Transcribe the records that follow, preserving every word.

**Data in this exercise**.
::::

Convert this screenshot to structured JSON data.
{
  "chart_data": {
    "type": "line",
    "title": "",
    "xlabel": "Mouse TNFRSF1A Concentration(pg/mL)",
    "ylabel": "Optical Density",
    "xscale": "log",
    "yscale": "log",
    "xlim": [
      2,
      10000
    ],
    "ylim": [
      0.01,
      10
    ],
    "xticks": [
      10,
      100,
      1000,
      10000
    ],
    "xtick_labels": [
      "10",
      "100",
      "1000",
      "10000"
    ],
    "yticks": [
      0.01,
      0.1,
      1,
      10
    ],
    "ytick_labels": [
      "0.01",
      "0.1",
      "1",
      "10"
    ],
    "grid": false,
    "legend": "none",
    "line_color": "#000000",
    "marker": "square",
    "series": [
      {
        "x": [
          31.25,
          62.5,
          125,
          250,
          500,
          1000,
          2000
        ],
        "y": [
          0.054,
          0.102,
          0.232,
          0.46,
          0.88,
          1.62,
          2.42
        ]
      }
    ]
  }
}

::::

**Output below**.
Convert this screenshot to structured JSON data.
{
  "chart_data": {
    "type": "line",
    "title": "",
    "xlabel": "Mouse TNFRSF1A Concentration(pg/mL)",
    "ylabel": "Optical Density",
    "xscale": "log",
    "yscale": "log",
    "xlim": [
      2,
      10000
    ],
    "ylim": [
      0.01,
      10
    ],
    "xticks": [
      10,
      100,
      1000,
      10000
    ],
    "xtick_labels": [
      "10",
      "100",
      "1000",
      "10000"
    ],
    "yticks": [
      0.01,
      0.1,
      1,
      10
    ],
    "ytick_labels": [
      "0.01",
      "0.1",
      "1",
      "10"
    ],
    "grid": false,
    "legend": "none",
    "line_color": "#000000",
    "marker": "square",
    "series": [
      {
        "x": [
          31.25,
          62.5,
          125,
          250,
          500,
          1000,
          2000
        ],
        "y": [
          0.054,
          0.102,
          0.232,
          0.46,
          0.88,
          1.62,
          2.42
        ]
      }
    ]
  }
}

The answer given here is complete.